** START DATA EXCERPTS **
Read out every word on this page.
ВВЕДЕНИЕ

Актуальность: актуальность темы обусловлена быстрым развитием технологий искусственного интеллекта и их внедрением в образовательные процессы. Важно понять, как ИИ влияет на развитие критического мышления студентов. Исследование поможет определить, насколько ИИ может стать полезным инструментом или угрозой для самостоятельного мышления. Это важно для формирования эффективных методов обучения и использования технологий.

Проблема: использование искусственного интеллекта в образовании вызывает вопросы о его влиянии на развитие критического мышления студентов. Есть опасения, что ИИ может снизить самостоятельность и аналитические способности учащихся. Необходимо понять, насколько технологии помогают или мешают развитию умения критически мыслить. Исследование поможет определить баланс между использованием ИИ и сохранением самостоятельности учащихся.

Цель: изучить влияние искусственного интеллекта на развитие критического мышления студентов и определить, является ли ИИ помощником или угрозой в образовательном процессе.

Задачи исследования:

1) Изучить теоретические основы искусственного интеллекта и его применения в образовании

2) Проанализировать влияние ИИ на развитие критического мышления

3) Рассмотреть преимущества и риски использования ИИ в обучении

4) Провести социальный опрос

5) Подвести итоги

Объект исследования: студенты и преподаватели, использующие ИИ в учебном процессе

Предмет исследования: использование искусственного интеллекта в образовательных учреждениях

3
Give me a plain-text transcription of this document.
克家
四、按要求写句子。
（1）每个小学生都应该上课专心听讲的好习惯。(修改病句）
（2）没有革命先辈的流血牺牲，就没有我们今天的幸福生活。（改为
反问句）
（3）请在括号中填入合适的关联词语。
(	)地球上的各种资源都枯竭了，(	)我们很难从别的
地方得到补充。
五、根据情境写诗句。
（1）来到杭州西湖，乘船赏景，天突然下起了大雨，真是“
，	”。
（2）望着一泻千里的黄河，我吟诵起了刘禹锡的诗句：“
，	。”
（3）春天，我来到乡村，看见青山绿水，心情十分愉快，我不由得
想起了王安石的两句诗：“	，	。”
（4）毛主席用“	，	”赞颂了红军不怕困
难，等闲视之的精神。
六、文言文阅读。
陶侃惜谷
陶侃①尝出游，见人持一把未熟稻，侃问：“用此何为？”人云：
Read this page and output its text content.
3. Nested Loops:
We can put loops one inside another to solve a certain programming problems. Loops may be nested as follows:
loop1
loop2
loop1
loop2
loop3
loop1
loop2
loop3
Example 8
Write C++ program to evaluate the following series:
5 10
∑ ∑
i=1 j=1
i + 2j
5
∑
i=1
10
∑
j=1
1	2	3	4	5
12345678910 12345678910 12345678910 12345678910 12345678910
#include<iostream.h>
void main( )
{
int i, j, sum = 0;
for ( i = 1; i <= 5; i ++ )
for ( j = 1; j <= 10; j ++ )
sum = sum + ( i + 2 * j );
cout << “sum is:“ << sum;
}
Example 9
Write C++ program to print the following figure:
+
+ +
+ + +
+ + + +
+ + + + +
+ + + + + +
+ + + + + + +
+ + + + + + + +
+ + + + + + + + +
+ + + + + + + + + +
** END DATA EXCERPTS **
Among the entries above, how many lines hold the string "text"? Give the number by itself.

2